# What to work on
List each line of the data in which the string "Self" appears.

# The records
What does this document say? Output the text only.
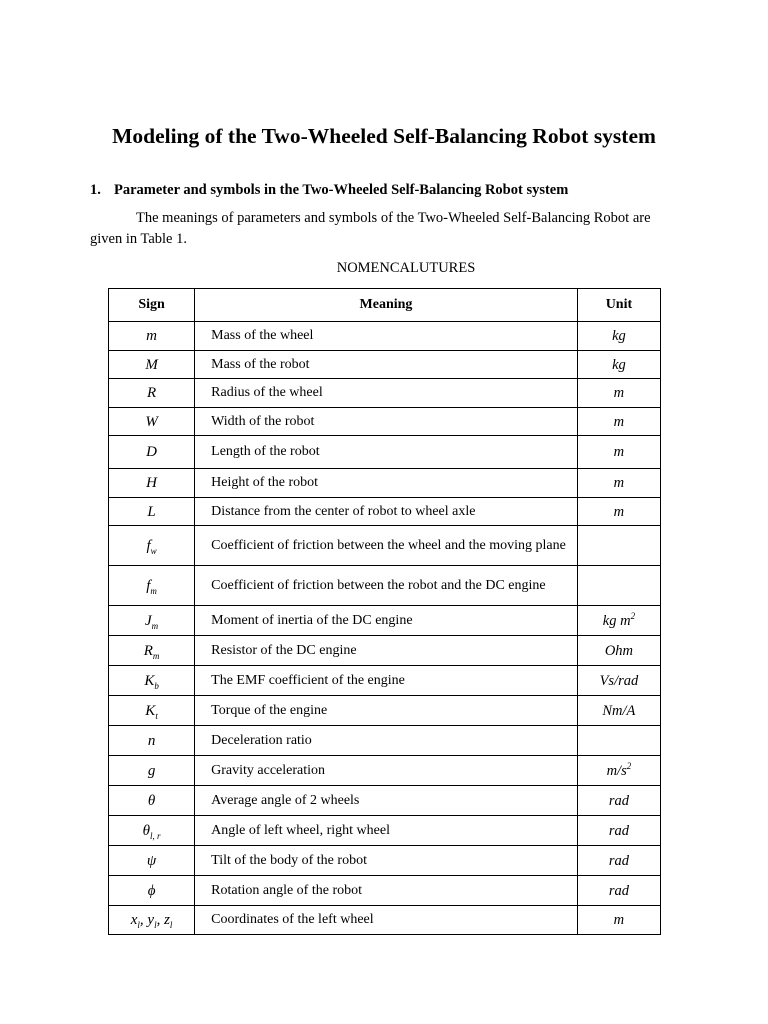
Modeling of the Two-Wheeled Self-Balancing Robot system
1. Parameter and symbols in the Two-Wheeled Self-Balancing Robot system
The meanings of parameters and symbols of the Two-Wheeled Self-Balancing Robot are given in Table 1.
NOMENCALUTURES
Sign	Meaning	Unit
m	Mass of the wheel	kg
M	Mass of the robot	kg
R	Radius of the wheel	m
W	Width of the robot	m
D	Length of the robot	m
H	Height of the robot	m
L	Distance from the center of robot to wheel axle	m
$f_w$	Coefficient of friction between the wheel and the moving plane	
$f_m$	Coefficient of friction between the robot and the DC engine	
$J_m$	Moment of inertia of the DC engine	kg $m^2$
$R_m$	Resistor of the DC engine	Ohm
$K_b$	The EMF coefficient of the engine	Vs/rad
$K_t$	Torque of the engine	Nm/A
n	Deceleration ratio	
g	Gravity acceleration	$m/s^2$
θ	Average angle of 2 wheels	rad
$\theta_{l, r}$	Angle of left wheel, right wheel	rad
ψ	Tilt of the body of the robot	rad
ϕ	Rotation angle of the robot	rad
$x_l$, $y_l$, $z_l$	Coordinates of the left wheel	m
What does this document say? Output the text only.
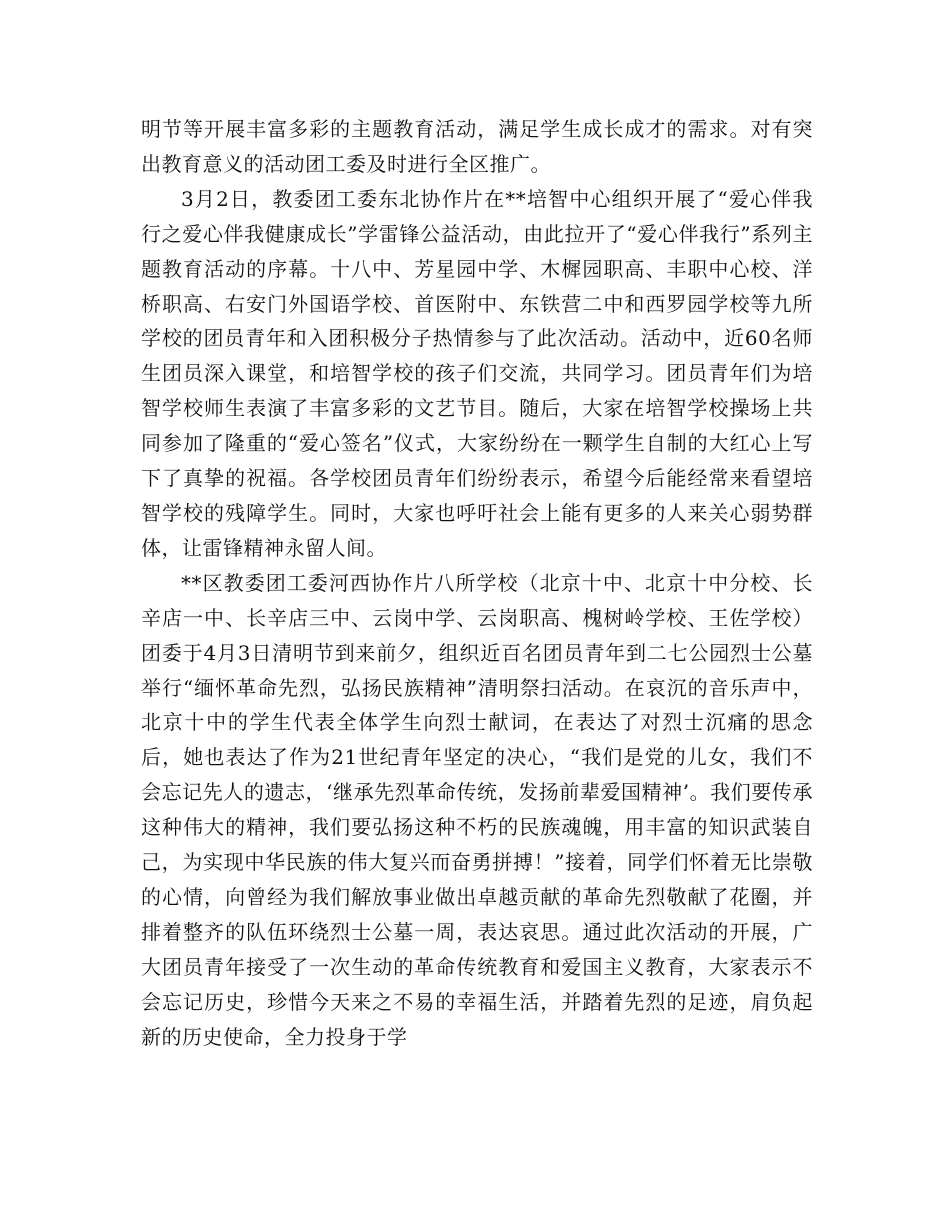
明节等开展丰富多彩的主题教育活动，满足学生成长成才的需求。对有突出教育意义的活动团工委及时进行全区推广。

3月2日，教委团工委东北协作片在**培智中心组织开展了“爱心伴我行之爱心伴我健康成长”学雷锋公益活动，由此拉开了“爱心伴我行”系列主题教育活动的序幕。十八中、芳星园中学、木樨园职高、丰职中心校、洋桥职高、右安门外国语学校、首医附中、东铁营二中和西罗园学校等九所学校的团员青年和入团积极分子热情参与了此次活动。活动中，近60名师生团员深入课堂，和培智学校的孩子们交流，共同学习。团员青年们为培智学校师生表演了丰富多彩的文艺节目。随后，大家在培智学校操场上共同参加了隆重的“爱心签名”仪式，大家纷纷在一颗学生自制的大红心上写下了真挚的祝福。各学校团员青年们纷纷表示，希望今后能经常来看望培智学校的残障学生。同时，大家也呼吁社会上能有更多的人来关心弱势群体，让雷锋精神永留人间。

**区教委团工委河西协作片八所学校（北京十中、北京十中分校、长辛店一中、长辛店三中、云岗中学、云岗职高、槐树岭学校、王佐学校）团委于4月3日清明节到来前夕，组织近百名团员青年到二七公园烈士公墓举行“缅怀革命先烈，弘扬民族精神”清明祭扫活动。在哀沉的音乐声中，北京十中的学生代表全体学生向烈士献词，在表达了对烈士沉痛的思念后，她也表达了作为21世纪青年坚定的决心，“我们是党的儿女，我们不会忘记先人的遗志，‘继承先烈革命传统，发扬前辈爱国精神’。我们要传承这种伟大的精神，我们要弘扬这种不朽的民族魂魄，用丰富的知识武装自己，为实现中华民族的伟大复兴而奋勇拼搏！”接着，同学们怀着无比崇敬的心情，向曾经为我们解放事业做出卓越贡献的革命先烈敬献了花圈，并排着整齐的队伍环绕烈士公墓一周，表达哀思。通过此次活动的开展，广大团员青年接受了一次生动的革命传统教育和爱国主义教育，大家表示不会忘记历史，珍惜今天来之不易的幸福生活，并踏着先烈的足迹，肩负起新的历史使命，全力投身于学
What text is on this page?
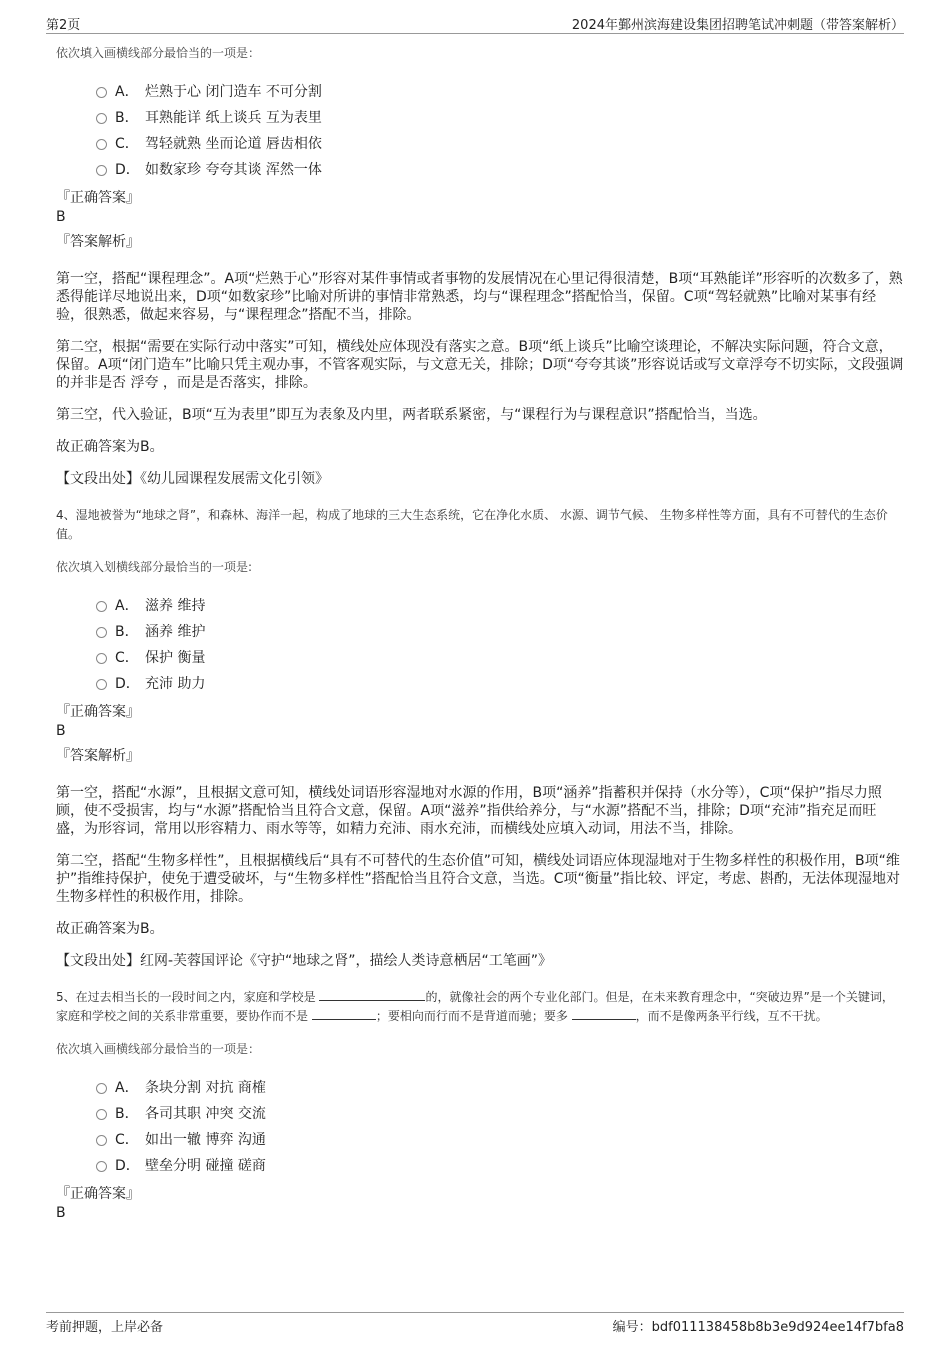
第2页	2024年鄞州滨海建设集团招聘笔试冲刺题（带答案解析）
依次填入画横线部分最恰当的一项是：
A． 烂熟于心 闭门造车 不可分割
B． 耳熟能详 纸上谈兵 互为表里
C． 驾轻就熟 坐而论道 唇齿相依
D． 如数家珍 夸夸其谈 浑然一体
『正确答案』
B
『答案解析』
第一空，搭配“课程理念”。A项“烂熟于心”形容对某件事情或者事物的发展情况在心里记得很清楚，B项“耳熟能详”形容听的次数多了，熟悉得能详尽地说出来，D项“如数家珍”比喻对所讲的事情非常熟悉，均与“课程理念”搭配恰当，保留。C项“驾轻就熟”比喻对某事有经验，很熟悉，做起来容易，与“课程理念”搭配不当，排除。
第二空，根据“需要在实际行动中落实”可知，横线处应体现没有落实之意。B项“纸上谈兵”比喻空谈理论，不解决实际问题，符合文意，保留。A项“闭门造车”比喻只凭主观办事，不管客观实际，与文意无关，排除；D项“夸夸其谈”形容说话或写文章浮夸不切实际，文段强调的并非是否 浮夸 ，而是是否落实，排除。
第三空，代入验证，B项“互为表里”即互为表象及内里，两者联系紧密，与“课程行为与课程意识”搭配恰当，当选。
故正确答案为B。
【文段出处】《幼儿园课程发展需文化引领》
4、湿地被誉为“地球之肾”，和森林、海洋一起，构成了地球的三大生态系统，它在净化水质、 水源、调节气候、 生物多样性等方面，具有不可替代的生态价值。
依次填入划横线部分最恰当的一项是:
A． 滋养 维持
B． 涵养 维护
C． 保护 衡量
D． 充沛 助力
『正确答案』
B
『答案解析』
第一空，搭配“水源”，且根据文意可知，横线处词语形容湿地对水源的作用，B项“涵养”指蓄积并保持（水分等），C项“保护”指尽力照顾，使不受损害，均与“水源”搭配恰当且符合文意，保留。A项“滋养”指供给养分，与“水源”搭配不当，排除；D项“充沛”指充足而旺盛，为形容词，常用以形容精力、雨水等等，如精力充沛、雨水充沛，而横线处应填入动词，用法不当，排除。
第二空，搭配“生物多样性”，且根据横线后“具有不可替代的生态价值”可知，横线处词语应体现湿地对于生物多样性的积极作用，B项“维护”指维持保护，使免于遭受破坏，与“生物多样性”搭配恰当且符合文意，当选。C项“衡量”指比较、评定，考虑、斟酌，无法体现湿地对生物多样性的积极作用，排除。
故正确答案为B。
【文段出处】红网-芙蓉国评论《守护“地球之肾”，描绘人类诗意栖居“工笔画”》
5、在过去相当长的一段时间之内，家庭和学校是	的，就像社会的两个专业化部门。但是，在未来教育理念中，“突破边界”是一个关键词，家庭和学校之间的关系非常重要，要协作而不是	；要相向而行而不是背道而驰；要多	，而不是像两条平行线，互不干扰。
依次填入画横线部分最恰当的一项是：
A． 条块分割 对抗 商榷
B． 各司其职 冲突 交流
C． 如出一辙 博弈 沟通
D． 壁垒分明 碰撞 磋商
『正确答案』
B
考前押题，上岸必备	编号：bdf011138458b8b3e9d924ee14f7bfa8
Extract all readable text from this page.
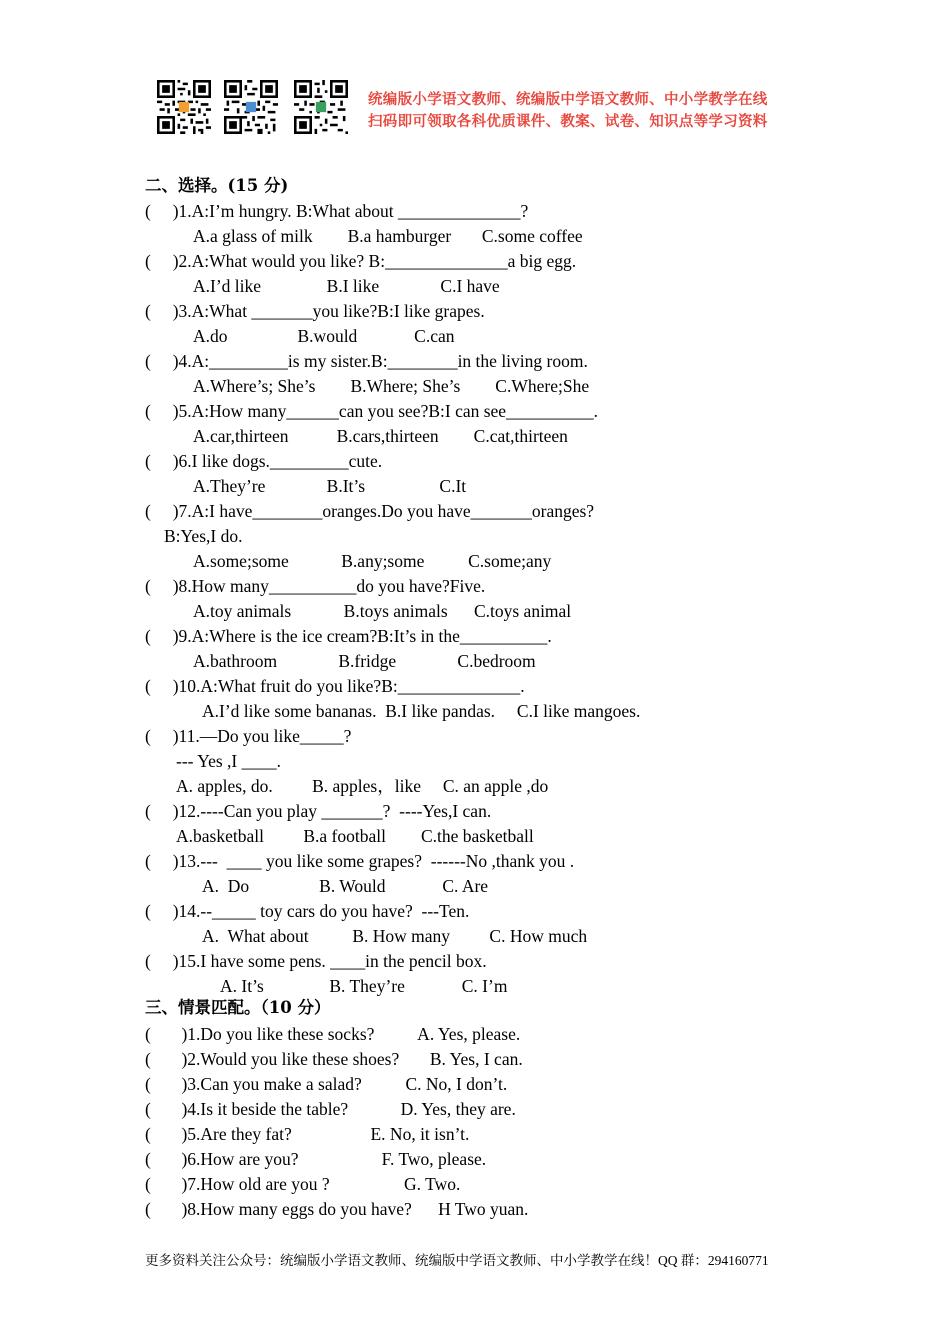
统编版小学语文教师、统编版中学语文教师、中小学教学在线
扫码即可领取各科优质课件、教案、试卷、知识点等学习资料
二、选择。(15 分)
(     )1.A:I’m hungry. B:What about ______________?
A.a glass of milk        B.a hamburger       C.some coffee
(     )2.A:What would you like? B:______________a big egg.
A.I’d like               B.I like              C.I have
(     )3.A:What _______you like?B:I like grapes.
A.do                B.would             C.can
(     )4.A:_________is my sister.B:________in the living room.
A.Where’s; She’s        B.Where; She’s        C.Where;She
(     )5.A:How many______can you see?B:I can see__________.
A.car,thirteen           B.cars,thirteen        C.cat,thirteen
(     )6.I like dogs._________cute.
A.They’re              B.It’s                 C.It
(     )7.A:I have________oranges.Do you have_______oranges?
B:Yes,I do.
A.some;some            B.any;some          C.some;any
(     )8.How many__________do you have?Five.
A.toy animals            B.toys animals      C.toys animal
(     )9.A:Where is the ice cream?B:It’s in the__________.
A.bathroom              B.fridge              C.bedroom
(     )10.A:What fruit do you like?B:______________.
A.I’d like some bananas.  B.I like pandas.     C.I like mangoes.
(     )11.—Do you like_____?
--- Yes ,I ____.
A. apples, do.         B. apples，like     C. an apple ,do
(     )12.----Can you play _______?  ----Yes,I can.
A.basketball         B.a football        C.the basketball
(     )13.---  ____ you like some grapes?  ------No ,thank you .
A.  Do                B. Would             C. Are
(     )14.--_____ toy cars do you have?  ---Ten.
A.  What about          B. How many         C. How much
(     )15.I have some pens. ____in the pencil box.
A. It’s               B. They’re             C. I’m
三、情景匹配。（10 分）
(       )1.Do you like these socks?          A. Yes, please.
(       )2.Would you like these shoes?       B. Yes, I can.
(       )3.Can you make a salad?          C. No, I don’t.
(       )4.Is it beside the table?            D. Yes, they are.
(       )5.Are they fat?                  E. No, it isn’t.
(       )6.How are you?                   F. Two, please.
(       )7.How old are you ?                 G. Two.
(       )8.How many eggs do you have?      H Two yuan.
更多资料关注公众号：统编版小学语文教师、统编版中学语文教师、中小学教学在线！QQ 群：294160771
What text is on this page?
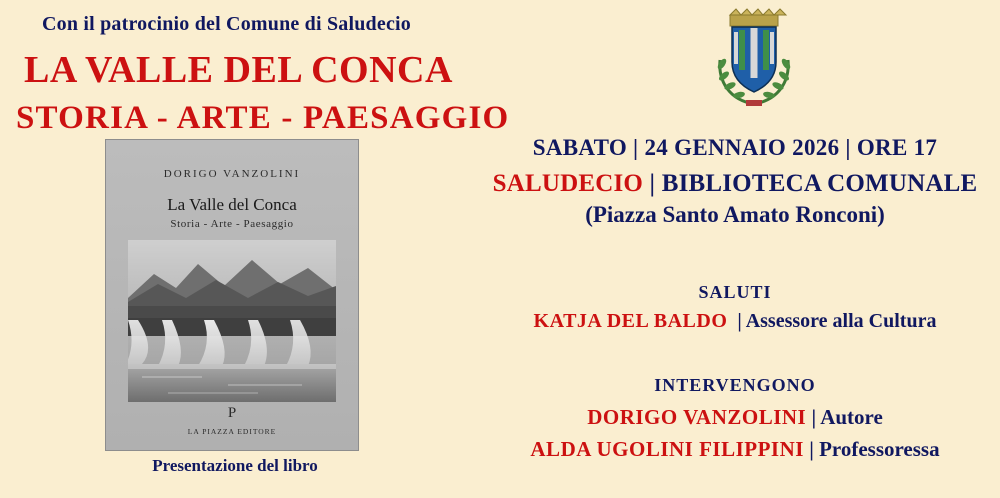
Con il patrocinio del Comune di Saludecio
LA VALLE DEL CONCA
STORIA - ARTE - PAESAGGIO
DORIGO VANZOLINI
La Valle del Conca
Storia - Arte - Paesaggio
P
LA PIAZZA EDITORE
Presentazione del libro
SABATO | 24 GENNAIO 2026 | ORE 17
SALUDECIO | BIBLIOTECA COMUNALE
(Piazza Santo Amato Ronconi)
SALUTI
KATJA DEL BALDO | Assessore alla Cultura
INTERVENGONO
DORIGO VANZOLINI | Autore
ALDA UGOLINI FILIPPINI | Professoressa
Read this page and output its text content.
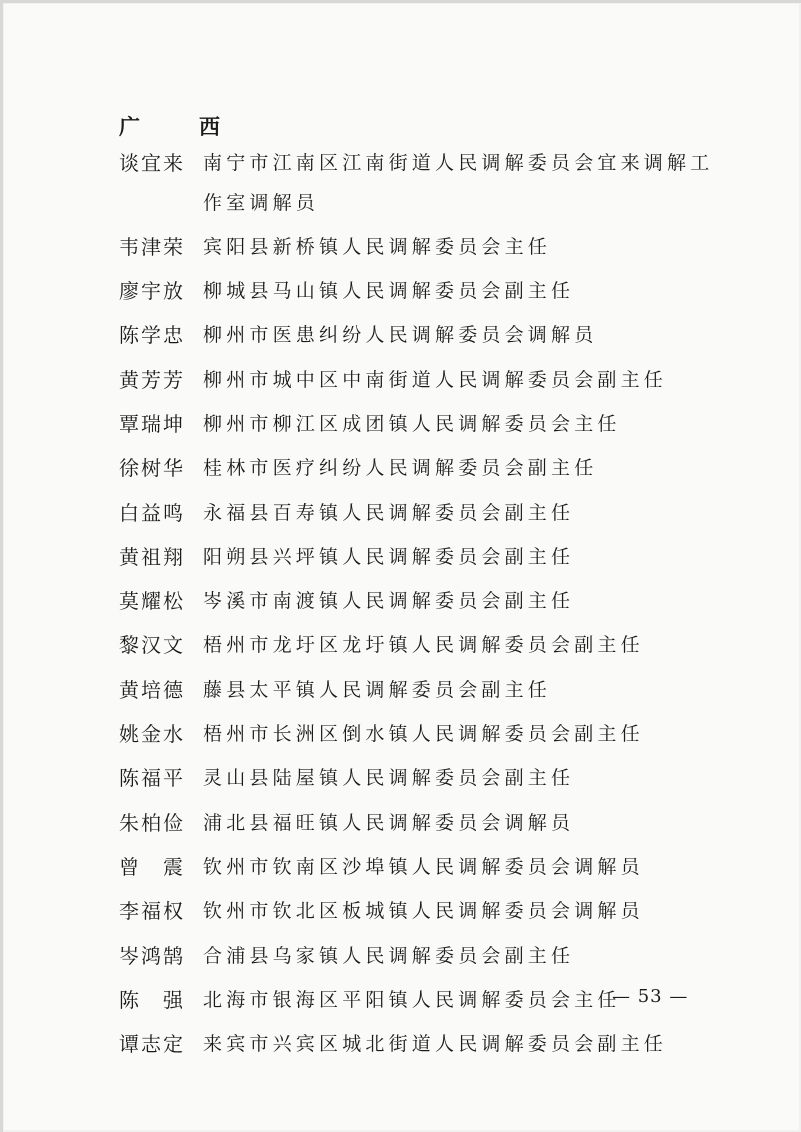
广　西
谈宜来 南宁市江南区江南街道人民调解委员会宜来调解工作室调解员
韦津荣 宾阳县新桥镇人民调解委员会主任
廖宇放 柳城县马山镇人民调解委员会副主任
陈学忠 柳州市医患纠纷人民调解委员会调解员
黄芳芳 柳州市城中区中南街道人民调解委员会副主任
覃瑞坤 柳州市柳江区成团镇人民调解委员会主任
徐树华 桂林市医疗纠纷人民调解委员会副主任
白益鸣 永福县百寿镇人民调解委员会副主任
黄祖翔 阳朔县兴坪镇人民调解委员会副主任
莫耀松 岑溪市南渡镇人民调解委员会副主任
黎汉文 梧州市龙圩区龙圩镇人民调解委员会副主任
黄培德 藤县太平镇人民调解委员会副主任
姚金水 梧州市长洲区倒水镇人民调解委员会副主任
陈福平 灵山县陆屋镇人民调解委员会副主任
朱柏俭 浦北县福旺镇人民调解委员会调解员
曾　震 钦州市钦南区沙埠镇人民调解委员会调解员
李福权 钦州市钦北区板城镇人民调解委员会调解员
岑鸿鹄 合浦县乌家镇人民调解委员会副主任
陈　强 北海市银海区平阳镇人民调解委员会主任
谭志定 来宾市兴宾区城北街道人民调解委员会副主任
— 53 —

# Written response
Modeling of the Two-Wheeled Self-Balancing Robot system
1. Parameter and symbols in the Two-Wheeled Self-Balancing Robot system
The meanings of parameters and symbols of the Two-Wheeled Self-Balancing Robot are given in Table 1.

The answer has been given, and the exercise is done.